Extracted data entries:
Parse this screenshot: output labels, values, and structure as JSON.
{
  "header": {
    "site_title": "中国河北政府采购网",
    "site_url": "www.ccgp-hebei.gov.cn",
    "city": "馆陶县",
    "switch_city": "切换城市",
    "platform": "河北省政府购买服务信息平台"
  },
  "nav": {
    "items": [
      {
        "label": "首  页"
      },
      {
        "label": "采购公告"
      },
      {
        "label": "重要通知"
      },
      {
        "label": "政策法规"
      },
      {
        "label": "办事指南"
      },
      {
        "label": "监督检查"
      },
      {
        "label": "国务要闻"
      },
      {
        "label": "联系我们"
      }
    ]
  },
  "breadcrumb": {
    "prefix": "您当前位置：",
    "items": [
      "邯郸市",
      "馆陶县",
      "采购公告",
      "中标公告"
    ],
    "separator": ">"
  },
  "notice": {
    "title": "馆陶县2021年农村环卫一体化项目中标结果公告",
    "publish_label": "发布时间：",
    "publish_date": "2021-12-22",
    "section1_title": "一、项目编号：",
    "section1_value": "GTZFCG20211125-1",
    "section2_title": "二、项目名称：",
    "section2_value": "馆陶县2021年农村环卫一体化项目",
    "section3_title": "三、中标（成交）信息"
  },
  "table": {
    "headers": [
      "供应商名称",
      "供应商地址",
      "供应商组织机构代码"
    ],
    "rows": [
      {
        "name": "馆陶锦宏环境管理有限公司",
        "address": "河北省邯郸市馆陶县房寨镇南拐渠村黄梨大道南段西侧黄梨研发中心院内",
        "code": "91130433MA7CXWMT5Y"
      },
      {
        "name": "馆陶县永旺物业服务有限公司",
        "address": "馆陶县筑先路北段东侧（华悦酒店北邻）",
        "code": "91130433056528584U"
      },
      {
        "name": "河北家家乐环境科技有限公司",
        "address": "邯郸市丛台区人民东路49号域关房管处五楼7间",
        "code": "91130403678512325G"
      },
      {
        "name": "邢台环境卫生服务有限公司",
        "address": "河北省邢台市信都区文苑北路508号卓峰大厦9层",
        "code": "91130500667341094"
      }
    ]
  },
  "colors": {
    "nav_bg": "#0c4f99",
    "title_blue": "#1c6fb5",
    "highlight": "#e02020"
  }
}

▸ Set task:
Lines from the records above that hold "address" are the ones to list.

▸ Reply to the task:
        "address": "河北省邯郸市馆陶县房寨镇南拐渠村黄梨大道南段西侧黄梨研发中心院内",
        "address": "馆陶县筑先路北段东侧（华悦酒店北邻）",
        "address": "邯郸市丛台区人民东路49号域关房管处五楼7间",
        "address": "河北省邢台市信都区文苑北路508号卓峰大厦9层",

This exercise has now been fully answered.